(Bounding box prediction data)
__________________________________________________

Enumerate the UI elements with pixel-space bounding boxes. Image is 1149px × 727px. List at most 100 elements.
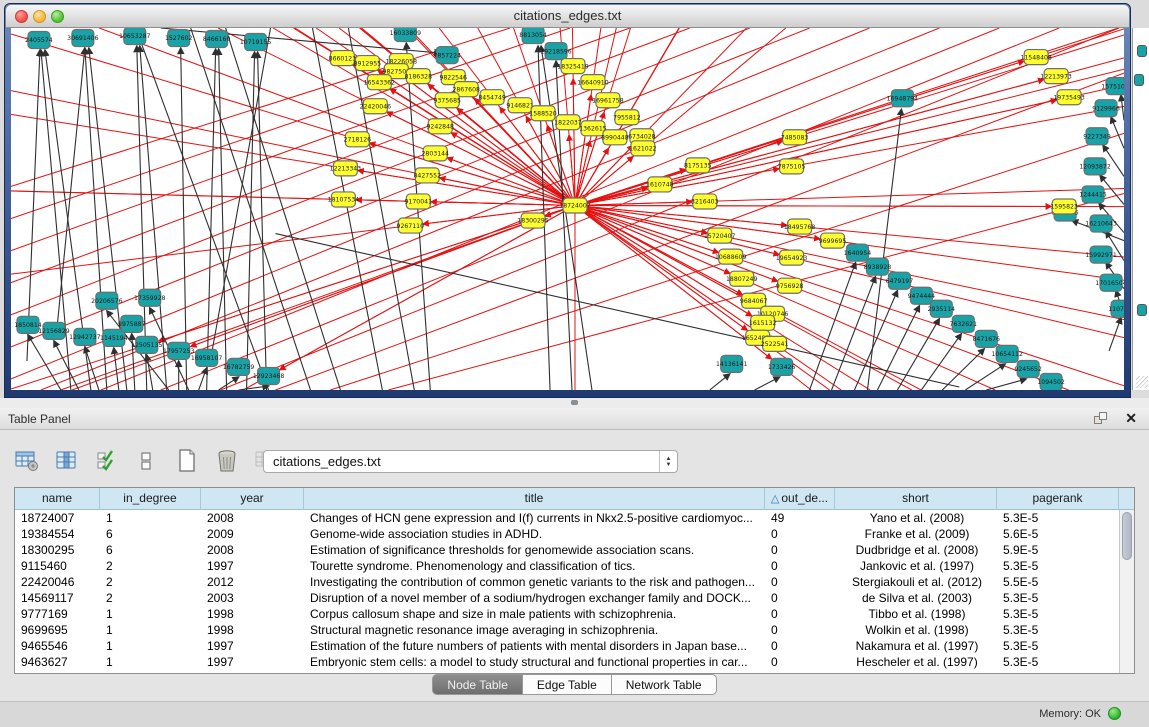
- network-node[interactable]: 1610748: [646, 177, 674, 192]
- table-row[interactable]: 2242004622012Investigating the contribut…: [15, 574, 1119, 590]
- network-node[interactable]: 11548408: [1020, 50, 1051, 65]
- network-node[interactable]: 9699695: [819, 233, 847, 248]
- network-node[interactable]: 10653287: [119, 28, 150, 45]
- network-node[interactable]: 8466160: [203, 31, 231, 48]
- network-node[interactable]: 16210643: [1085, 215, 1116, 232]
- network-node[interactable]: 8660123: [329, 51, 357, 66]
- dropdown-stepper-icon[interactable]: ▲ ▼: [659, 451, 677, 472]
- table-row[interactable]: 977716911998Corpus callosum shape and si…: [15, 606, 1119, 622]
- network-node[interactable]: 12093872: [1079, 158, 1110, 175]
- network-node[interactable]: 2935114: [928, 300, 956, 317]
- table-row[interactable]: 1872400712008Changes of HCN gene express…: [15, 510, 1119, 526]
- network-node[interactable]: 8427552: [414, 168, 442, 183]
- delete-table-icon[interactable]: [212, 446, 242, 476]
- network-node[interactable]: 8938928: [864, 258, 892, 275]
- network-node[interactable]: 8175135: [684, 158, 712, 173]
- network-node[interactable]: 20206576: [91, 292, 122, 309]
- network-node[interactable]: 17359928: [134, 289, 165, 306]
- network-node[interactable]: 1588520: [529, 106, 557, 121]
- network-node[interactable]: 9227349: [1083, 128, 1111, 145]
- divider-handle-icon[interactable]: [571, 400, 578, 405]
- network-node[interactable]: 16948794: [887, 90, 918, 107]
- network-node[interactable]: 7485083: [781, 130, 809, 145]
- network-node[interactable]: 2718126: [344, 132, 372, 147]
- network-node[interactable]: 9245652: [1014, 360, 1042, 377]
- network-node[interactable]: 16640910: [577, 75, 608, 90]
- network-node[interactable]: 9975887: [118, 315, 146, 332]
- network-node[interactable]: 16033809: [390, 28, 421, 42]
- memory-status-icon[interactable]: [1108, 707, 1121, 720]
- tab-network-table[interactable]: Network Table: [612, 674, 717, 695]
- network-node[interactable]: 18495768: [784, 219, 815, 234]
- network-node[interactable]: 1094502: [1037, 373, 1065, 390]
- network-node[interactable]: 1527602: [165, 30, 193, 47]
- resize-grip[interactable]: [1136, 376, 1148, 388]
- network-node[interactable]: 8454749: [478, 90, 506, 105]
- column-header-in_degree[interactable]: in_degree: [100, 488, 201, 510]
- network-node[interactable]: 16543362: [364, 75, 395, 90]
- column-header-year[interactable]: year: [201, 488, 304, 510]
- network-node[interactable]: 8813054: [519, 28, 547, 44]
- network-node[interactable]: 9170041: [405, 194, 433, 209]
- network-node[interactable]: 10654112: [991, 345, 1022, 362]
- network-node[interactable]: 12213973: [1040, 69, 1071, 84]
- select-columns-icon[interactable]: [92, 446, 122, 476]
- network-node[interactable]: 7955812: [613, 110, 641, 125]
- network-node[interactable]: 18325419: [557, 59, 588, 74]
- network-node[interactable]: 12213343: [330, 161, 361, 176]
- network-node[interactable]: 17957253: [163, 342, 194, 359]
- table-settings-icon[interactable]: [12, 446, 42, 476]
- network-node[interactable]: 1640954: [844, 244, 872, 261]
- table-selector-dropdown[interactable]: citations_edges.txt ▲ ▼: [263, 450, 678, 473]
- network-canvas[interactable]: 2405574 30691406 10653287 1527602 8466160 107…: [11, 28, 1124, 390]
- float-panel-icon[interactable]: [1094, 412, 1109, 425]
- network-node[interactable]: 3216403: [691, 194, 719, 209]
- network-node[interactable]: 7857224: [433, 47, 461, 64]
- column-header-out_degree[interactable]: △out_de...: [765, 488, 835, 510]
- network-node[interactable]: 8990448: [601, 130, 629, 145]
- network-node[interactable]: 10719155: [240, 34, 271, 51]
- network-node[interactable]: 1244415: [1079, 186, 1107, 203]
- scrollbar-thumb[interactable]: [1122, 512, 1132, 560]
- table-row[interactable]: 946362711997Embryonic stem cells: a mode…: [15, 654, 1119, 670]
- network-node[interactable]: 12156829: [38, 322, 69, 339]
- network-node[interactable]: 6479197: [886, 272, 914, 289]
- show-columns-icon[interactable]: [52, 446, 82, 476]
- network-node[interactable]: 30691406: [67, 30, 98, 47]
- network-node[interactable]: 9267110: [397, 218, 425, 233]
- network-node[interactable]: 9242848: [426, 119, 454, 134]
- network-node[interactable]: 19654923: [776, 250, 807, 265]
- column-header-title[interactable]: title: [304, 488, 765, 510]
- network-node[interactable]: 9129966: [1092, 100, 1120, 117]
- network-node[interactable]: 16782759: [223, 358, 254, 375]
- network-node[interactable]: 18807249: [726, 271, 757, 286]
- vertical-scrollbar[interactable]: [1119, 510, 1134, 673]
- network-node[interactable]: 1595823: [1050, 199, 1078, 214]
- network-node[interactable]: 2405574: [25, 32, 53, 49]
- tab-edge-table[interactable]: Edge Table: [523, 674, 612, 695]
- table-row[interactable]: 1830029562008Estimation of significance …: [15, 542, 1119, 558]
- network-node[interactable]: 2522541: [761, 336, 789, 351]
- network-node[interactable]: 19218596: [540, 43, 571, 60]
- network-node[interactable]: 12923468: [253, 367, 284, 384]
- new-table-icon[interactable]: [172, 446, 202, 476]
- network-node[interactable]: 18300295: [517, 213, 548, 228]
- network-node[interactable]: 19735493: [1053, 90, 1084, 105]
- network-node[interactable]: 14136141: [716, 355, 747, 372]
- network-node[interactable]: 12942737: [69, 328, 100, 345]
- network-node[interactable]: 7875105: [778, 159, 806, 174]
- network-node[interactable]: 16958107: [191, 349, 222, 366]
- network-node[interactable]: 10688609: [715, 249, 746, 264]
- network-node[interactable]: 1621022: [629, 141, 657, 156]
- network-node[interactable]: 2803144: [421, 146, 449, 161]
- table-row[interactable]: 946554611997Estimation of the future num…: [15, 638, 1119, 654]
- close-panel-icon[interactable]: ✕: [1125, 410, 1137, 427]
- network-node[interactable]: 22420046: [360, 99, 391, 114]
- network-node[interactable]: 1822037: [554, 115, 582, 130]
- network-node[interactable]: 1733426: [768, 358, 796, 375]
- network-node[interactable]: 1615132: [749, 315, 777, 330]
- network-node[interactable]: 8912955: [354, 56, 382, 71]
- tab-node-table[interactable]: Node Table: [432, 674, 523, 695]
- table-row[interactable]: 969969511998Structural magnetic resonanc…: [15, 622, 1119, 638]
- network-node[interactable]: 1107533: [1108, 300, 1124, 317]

__________________________________________________

▸ WHAT IS BEING ASKED:
Going through the records above, state how many lines carry "icon", with no other text.

▸ SOLVED EXERCISE:
10